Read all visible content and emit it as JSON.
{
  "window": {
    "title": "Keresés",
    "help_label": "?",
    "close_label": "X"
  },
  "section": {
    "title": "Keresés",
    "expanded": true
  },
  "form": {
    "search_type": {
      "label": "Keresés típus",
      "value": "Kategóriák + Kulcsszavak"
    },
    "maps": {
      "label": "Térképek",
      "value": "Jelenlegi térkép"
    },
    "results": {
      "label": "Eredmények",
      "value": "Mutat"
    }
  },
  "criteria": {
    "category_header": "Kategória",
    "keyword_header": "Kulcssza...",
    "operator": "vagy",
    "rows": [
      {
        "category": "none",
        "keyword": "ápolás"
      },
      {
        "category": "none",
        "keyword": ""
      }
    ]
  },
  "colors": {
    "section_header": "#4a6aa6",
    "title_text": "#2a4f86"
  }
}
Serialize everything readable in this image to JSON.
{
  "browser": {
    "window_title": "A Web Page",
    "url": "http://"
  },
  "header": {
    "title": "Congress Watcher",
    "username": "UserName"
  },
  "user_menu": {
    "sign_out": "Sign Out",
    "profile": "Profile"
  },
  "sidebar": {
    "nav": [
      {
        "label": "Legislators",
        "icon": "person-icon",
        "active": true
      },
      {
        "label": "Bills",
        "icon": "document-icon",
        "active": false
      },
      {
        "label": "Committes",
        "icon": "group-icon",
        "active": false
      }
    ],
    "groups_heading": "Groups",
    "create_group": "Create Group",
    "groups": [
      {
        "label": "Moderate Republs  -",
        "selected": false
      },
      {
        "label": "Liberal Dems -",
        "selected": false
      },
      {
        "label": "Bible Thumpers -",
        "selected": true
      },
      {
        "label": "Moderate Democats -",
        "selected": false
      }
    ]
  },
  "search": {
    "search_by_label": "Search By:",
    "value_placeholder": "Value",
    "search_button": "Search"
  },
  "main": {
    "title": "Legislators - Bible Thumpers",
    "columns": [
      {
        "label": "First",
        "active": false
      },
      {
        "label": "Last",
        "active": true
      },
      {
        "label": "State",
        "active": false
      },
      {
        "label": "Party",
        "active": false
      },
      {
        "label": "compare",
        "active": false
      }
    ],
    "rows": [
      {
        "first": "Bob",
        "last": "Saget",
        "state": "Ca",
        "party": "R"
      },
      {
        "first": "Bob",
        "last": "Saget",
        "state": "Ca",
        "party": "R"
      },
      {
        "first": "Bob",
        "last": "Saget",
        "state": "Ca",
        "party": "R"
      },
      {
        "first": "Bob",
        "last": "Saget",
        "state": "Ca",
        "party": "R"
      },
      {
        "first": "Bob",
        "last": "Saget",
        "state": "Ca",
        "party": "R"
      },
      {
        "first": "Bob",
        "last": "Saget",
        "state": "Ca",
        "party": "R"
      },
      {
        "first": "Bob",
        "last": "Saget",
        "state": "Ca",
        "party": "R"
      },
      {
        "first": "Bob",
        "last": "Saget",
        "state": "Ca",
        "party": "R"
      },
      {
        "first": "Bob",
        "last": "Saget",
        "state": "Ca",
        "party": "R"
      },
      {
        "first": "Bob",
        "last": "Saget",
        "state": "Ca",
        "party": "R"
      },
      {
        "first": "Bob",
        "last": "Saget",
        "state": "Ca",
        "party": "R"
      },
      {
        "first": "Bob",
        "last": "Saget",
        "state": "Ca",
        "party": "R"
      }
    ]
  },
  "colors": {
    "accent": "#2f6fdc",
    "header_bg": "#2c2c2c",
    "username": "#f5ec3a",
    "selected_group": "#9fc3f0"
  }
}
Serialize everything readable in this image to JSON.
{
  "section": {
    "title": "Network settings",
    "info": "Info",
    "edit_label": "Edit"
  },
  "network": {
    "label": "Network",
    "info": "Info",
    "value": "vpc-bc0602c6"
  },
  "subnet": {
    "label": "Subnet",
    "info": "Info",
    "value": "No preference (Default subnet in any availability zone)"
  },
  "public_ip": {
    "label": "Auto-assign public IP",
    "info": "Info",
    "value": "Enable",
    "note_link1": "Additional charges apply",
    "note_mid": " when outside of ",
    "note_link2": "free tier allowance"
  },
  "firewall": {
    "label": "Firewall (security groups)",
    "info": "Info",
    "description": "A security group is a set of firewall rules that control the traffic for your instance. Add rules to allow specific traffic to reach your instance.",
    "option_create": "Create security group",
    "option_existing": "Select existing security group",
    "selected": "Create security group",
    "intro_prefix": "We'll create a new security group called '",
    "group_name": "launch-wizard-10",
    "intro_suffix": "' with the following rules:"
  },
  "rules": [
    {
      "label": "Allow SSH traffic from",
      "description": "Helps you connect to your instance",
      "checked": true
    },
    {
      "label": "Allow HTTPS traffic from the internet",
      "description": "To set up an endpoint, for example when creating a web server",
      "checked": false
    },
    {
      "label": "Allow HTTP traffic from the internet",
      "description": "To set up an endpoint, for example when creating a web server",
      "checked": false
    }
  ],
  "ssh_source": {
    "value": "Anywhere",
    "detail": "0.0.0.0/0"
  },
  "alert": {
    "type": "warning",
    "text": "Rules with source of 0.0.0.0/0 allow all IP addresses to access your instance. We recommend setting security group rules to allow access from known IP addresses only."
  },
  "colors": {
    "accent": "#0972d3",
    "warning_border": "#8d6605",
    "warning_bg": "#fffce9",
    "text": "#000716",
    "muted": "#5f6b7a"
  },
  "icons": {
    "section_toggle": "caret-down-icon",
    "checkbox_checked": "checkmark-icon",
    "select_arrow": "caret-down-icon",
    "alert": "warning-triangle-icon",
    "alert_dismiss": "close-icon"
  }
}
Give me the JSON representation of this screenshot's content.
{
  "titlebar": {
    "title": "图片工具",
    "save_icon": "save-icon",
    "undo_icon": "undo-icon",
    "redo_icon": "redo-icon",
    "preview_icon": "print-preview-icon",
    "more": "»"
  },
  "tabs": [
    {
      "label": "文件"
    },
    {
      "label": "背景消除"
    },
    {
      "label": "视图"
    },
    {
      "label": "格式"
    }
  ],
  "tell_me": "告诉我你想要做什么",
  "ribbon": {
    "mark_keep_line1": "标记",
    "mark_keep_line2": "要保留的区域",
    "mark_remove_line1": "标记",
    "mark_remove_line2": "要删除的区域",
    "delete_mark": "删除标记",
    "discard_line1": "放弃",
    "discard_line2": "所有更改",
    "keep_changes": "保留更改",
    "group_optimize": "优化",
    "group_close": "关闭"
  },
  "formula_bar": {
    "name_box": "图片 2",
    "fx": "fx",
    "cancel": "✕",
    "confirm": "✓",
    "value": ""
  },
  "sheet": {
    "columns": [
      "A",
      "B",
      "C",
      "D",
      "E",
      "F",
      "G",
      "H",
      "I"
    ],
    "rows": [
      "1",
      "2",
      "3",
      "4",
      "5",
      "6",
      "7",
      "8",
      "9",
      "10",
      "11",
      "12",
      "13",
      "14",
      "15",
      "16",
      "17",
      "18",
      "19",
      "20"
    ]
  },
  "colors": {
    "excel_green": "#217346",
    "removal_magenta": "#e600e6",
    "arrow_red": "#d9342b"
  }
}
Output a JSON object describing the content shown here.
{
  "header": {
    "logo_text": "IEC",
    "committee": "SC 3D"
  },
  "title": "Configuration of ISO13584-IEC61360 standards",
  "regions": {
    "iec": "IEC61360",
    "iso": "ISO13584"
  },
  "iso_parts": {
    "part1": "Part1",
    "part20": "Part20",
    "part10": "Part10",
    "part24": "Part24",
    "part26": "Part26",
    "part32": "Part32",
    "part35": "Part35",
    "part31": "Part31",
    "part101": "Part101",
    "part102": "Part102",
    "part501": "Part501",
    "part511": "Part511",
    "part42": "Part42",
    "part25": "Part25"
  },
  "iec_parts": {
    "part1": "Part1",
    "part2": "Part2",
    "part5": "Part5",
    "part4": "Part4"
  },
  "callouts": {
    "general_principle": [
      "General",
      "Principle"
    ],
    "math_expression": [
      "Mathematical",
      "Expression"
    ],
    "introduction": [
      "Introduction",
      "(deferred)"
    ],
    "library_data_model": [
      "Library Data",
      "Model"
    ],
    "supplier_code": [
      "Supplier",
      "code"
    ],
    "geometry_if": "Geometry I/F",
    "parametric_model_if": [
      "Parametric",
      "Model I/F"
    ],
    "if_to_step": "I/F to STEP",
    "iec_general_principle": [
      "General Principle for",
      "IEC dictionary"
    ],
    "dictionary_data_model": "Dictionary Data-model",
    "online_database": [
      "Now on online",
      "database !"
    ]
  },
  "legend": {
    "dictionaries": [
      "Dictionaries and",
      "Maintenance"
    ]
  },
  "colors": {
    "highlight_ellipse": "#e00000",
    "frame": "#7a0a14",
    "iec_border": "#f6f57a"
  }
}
# # # # # # #
WHAT THIS TASK INVOLVES: From the line containing "Output a JSON" down to the final line of the data, write out every line exactly; both the first and last of these belong in your answer, and nothing else does.

EXPECTED ANSWER:
Output a JSON object describing the content shown here.
{
  "header": {
    "logo_text": "IEC",
    "committee": "SC 3D"
  },
  "title": "Configuration of ISO13584-IEC61360 standards",
  "regions": {
    "iec": "IEC61360",
    "iso": "ISO13584"
  },
  "iso_parts": {
    "part1": "Part1",
    "part20": "Part20",
    "part10": "Part10",
    "part24": "Part24",
    "part26": "Part26",
    "part32": "Part32",
    "part35": "Part35",
    "part31": "Part31",
    "part101": "Part101",
    "part102": "Part102",
    "part501": "Part501",
    "part511": "Part511",
    "part42": "Part42",
    "part25": "Part25"
  },
  "iec_parts": {
    "part1": "Part1",
    "part2": "Part2",
    "part5": "Part5",
    "part4": "Part4"
  },
  "callouts": {
    "general_principle": [
      "General",
      "Principle"
    ],
    "math_expression": [
      "Mathematical",
      "Expression"
    ],
    "introduction": [
      "Introduction",
      "(deferred)"
    ],
    "library_data_model": [
      "Library Data",
      "Model"
    ],
    "supplier_code": [
      "Supplier",
      "code"
    ],
    "geometry_if": "Geometry I/F",
    "parametric_model_if": [
      "Parametric",
      "Model I/F"
    ],
    "if_to_step": "I/F to STEP",
    "iec_general_principle": [
      "General Principle for",
      "IEC dictionary"
    ],
    "dictionary_data_model": "Dictionary Data-model",
    "online_database": [
      "Now on online",
      "database !"
    ]
  },
  "legend": {
    "dictionaries": [
      "Dictionaries and",
      "Maintenance"
    ]
  },
  "colors": {
    "highlight_ellipse": "#e00000",
    "frame": "#7a0a14",
    "iec_border": "#f6f57a"
  }
}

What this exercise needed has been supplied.